## PROBLEM DETAILS
Track down each line that has the word "title" and copy it.

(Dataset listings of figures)
^^^^^^^^^^^^^^^^

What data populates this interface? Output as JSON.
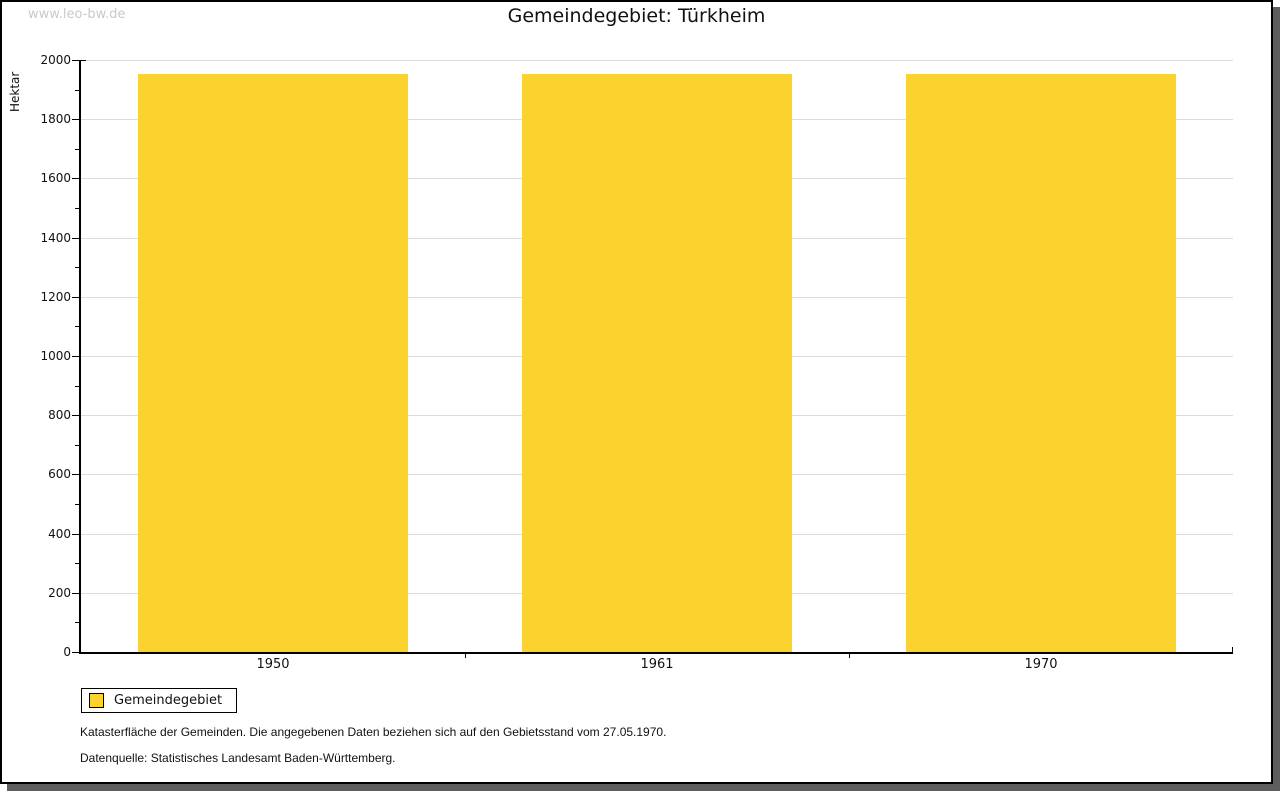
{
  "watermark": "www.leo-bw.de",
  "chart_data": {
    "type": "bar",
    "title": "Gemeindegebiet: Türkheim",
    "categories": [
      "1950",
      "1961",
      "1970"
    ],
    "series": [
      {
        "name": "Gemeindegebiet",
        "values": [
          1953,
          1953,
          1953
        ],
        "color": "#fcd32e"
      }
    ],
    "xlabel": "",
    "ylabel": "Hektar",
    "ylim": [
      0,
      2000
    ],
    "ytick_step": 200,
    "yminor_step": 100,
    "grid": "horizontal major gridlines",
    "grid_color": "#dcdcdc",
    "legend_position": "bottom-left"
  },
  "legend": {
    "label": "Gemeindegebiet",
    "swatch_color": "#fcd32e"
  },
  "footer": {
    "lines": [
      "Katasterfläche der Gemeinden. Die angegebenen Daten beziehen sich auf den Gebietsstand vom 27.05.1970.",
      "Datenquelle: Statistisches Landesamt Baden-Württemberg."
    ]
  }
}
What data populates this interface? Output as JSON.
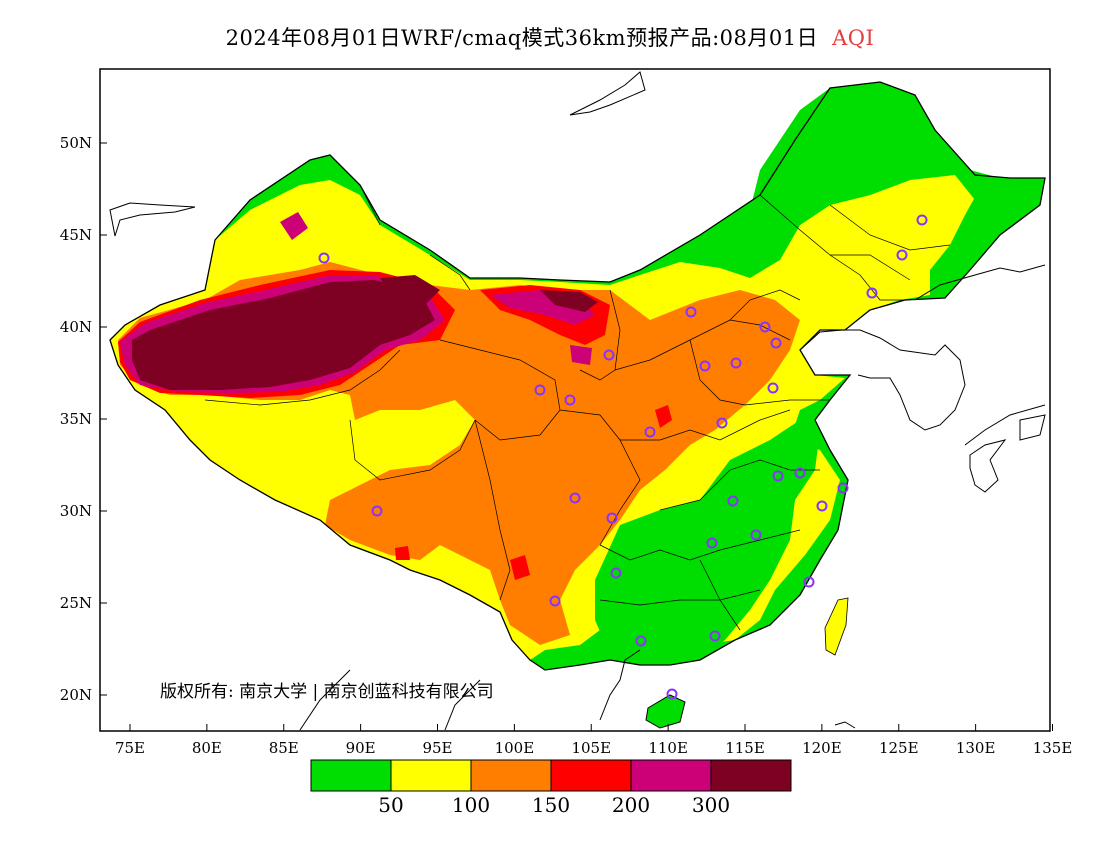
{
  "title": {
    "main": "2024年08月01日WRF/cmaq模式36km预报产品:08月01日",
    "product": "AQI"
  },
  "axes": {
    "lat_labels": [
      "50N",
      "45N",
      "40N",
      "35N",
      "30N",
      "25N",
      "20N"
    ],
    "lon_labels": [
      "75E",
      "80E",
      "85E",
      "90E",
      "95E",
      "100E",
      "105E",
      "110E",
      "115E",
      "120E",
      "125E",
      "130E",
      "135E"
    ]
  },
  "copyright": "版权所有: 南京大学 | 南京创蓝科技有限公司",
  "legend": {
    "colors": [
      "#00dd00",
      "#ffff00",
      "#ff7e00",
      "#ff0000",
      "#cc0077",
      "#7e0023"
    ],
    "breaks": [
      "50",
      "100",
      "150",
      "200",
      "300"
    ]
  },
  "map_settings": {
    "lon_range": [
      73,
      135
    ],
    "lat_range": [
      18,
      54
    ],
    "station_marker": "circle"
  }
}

^^^^^^^^^^^^^^^^

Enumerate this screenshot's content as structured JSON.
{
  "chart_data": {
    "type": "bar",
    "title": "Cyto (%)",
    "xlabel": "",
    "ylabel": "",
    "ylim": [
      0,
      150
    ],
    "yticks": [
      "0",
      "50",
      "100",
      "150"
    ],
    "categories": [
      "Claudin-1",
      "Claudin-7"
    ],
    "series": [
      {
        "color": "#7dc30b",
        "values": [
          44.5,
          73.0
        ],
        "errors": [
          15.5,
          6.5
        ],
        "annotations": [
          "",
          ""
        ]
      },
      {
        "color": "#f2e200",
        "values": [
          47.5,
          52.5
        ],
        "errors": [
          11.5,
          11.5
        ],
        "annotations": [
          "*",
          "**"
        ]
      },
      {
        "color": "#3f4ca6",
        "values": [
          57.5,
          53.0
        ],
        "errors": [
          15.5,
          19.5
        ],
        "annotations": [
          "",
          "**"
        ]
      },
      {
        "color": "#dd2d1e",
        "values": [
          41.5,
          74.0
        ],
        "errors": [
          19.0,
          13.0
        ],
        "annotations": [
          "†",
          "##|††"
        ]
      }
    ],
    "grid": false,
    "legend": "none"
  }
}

^^^^^^^^^^^^^^^^

## FINAL ANSWER
    "title": "Gemeindegebiet: Türkheim",
  "title": {
    "title": "Cyto (%)",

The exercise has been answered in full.